'''

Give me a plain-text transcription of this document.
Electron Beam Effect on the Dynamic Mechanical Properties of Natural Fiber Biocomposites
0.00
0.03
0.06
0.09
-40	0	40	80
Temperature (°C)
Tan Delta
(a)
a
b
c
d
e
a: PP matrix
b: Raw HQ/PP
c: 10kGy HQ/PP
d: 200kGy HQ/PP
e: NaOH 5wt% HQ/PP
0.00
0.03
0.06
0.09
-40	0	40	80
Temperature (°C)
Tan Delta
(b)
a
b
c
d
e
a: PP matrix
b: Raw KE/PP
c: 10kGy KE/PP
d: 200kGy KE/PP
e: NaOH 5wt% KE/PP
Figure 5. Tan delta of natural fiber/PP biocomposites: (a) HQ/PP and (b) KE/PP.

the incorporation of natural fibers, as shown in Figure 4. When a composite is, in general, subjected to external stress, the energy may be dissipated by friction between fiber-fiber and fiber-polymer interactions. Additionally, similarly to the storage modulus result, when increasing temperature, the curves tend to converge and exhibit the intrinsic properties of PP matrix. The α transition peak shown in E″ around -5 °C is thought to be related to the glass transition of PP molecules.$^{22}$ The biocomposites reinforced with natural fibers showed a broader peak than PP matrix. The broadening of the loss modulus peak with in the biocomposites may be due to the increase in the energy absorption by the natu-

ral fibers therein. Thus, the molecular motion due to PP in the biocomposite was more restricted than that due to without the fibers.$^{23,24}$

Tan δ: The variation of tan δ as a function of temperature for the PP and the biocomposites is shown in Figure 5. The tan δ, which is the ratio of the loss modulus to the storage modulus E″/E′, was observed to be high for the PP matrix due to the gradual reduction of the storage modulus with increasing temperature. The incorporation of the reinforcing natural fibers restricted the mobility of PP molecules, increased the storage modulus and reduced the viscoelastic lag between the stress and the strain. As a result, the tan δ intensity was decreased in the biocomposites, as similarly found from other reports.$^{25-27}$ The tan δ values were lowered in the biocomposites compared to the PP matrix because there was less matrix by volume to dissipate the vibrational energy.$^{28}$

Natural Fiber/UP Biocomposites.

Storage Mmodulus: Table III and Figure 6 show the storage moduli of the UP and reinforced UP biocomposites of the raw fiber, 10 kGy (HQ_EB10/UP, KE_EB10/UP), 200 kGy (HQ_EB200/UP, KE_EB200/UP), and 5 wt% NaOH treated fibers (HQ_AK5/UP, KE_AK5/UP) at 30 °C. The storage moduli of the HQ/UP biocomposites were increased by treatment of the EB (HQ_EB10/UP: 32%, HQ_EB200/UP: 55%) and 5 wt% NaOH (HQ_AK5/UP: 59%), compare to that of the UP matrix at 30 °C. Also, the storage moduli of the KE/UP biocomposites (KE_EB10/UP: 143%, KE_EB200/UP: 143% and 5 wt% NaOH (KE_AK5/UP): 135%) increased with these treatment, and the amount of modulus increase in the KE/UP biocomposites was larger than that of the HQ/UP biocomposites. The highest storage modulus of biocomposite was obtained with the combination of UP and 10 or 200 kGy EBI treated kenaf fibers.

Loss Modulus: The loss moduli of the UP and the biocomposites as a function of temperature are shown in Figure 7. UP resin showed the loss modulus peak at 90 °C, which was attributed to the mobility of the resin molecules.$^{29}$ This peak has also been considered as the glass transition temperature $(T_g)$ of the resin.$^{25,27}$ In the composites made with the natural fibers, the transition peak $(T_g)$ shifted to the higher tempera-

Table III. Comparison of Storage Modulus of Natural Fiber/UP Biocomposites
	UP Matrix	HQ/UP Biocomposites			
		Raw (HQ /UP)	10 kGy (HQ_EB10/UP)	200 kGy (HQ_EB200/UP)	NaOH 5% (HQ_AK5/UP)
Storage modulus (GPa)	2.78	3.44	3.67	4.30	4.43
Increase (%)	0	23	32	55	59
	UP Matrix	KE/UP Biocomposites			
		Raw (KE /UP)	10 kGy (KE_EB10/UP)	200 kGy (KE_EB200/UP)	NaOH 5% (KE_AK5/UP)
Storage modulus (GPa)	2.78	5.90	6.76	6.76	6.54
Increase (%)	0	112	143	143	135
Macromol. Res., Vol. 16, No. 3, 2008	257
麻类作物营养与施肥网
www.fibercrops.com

'''

Retype the entries exactly, including every line.

TASK OUTPUT:
Give me a plain-text transcription of this document.
Electron Beam Effect on the Dynamic Mechanical Properties of Natural Fiber Biocomposites
0.00
0.03
0.06
0.09
-40	0	40	80
Temperature (°C)
Tan Delta
(a)
a
b
c
d
e
a: PP matrix
b: Raw HQ/PP
c: 10kGy HQ/PP
d: 200kGy HQ/PP
e: NaOH 5wt% HQ/PP
0.00
0.03
0.06
0.09
-40	0	40	80
Temperature (°C)
Tan Delta
(b)
a
b
c
d
e
a: PP matrix
b: Raw KE/PP
c: 10kGy KE/PP
d: 200kGy KE/PP
e: NaOH 5wt% KE/PP
Figure 5. Tan delta of natural fiber/PP biocomposites: (a) HQ/PP and (b) KE/PP.

the incorporation of natural fibers, as shown in Figure 4. When a composite is, in general, subjected to external stress, the energy may be dissipated by friction between fiber-fiber and fiber-polymer interactions. Additionally, similarly to the storage modulus result, when increasing temperature, the curves tend to converge and exhibit the intrinsic properties of PP matrix. The α transition peak shown in E″ around -5 °C is thought to be related to the glass transition of PP molecules.$^{22}$ The biocomposites reinforced with natural fibers showed a broader peak than PP matrix. The broadening of the loss modulus peak with in the biocomposites may be due to the increase in the energy absorption by the natu-

ral fibers therein. Thus, the molecular motion due to PP in the biocomposite was more restricted than that due to without the fibers.$^{23,24}$

Tan δ: The variation of tan δ as a function of temperature for the PP and the biocomposites is shown in Figure 5. The tan δ, which is the ratio of the loss modulus to the storage modulus E″/E′, was observed to be high for the PP matrix due to the gradual reduction of the storage modulus with increasing temperature. The incorporation of the reinforcing natural fibers restricted the mobility of PP molecules, increased the storage modulus and reduced the viscoelastic lag between the stress and the strain. As a result, the tan δ intensity was decreased in the biocomposites, as similarly found from other reports.$^{25-27}$ The tan δ values were lowered in the biocomposites compared to the PP matrix because there was less matrix by volume to dissipate the vibrational energy.$^{28}$

Natural Fiber/UP Biocomposites.

Storage Mmodulus: Table III and Figure 6 show the storage moduli of the UP and reinforced UP biocomposites of the raw fiber, 10 kGy (HQ_EB10/UP, KE_EB10/UP), 200 kGy (HQ_EB200/UP, KE_EB200/UP), and 5 wt% NaOH treated fibers (HQ_AK5/UP, KE_AK5/UP) at 30 °C. The storage moduli of the HQ/UP biocomposites were increased by treatment of the EB (HQ_EB10/UP: 32%, HQ_EB200/UP: 55%) and 5 wt% NaOH (HQ_AK5/UP: 59%), compare to that of the UP matrix at 30 °C. Also, the storage moduli of the KE/UP biocomposites (KE_EB10/UP: 143%, KE_EB200/UP: 143% and 5 wt% NaOH (KE_AK5/UP): 135%) increased with these treatment, and the amount of modulus increase in the KE/UP biocomposites was larger than that of the HQ/UP biocomposites. The highest storage modulus of biocomposite was obtained with the combination of UP and 10 or 200 kGy EBI treated kenaf fibers.

Loss Modulus: The loss moduli of the UP and the biocomposites as a function of temperature are shown in Figure 7. UP resin showed the loss modulus peak at 90 °C, which was attributed to the mobility of the resin molecules.$^{29}$ This peak has also been considered as the glass transition temperature $(T_g)$ of the resin.$^{25,27}$ In the composites made with the natural fibers, the transition peak $(T_g)$ shifted to the higher tempera-

Table III. Comparison of Storage Modulus of Natural Fiber/UP Biocomposites
	UP Matrix	HQ/UP Biocomposites			
		Raw (HQ /UP)	10 kGy (HQ_EB10/UP)	200 kGy (HQ_EB200/UP)	NaOH 5% (HQ_AK5/UP)
Storage modulus (GPa)	2.78	3.44	3.67	4.30	4.43
Increase (%)	0	23	32	55	59
	UP Matrix	KE/UP Biocomposites			
		Raw (KE /UP)	10 kGy (KE_EB10/UP)	200 kGy (KE_EB200/UP)	NaOH 5% (KE_AK5/UP)
Storage modulus (GPa)	2.78	5.90	6.76	6.76	6.54
Increase (%)	0	112	143	143	135
Macromol. Res., Vol. 16, No. 3, 2008	257
麻类作物营养与施肥网
www.fibercrops.com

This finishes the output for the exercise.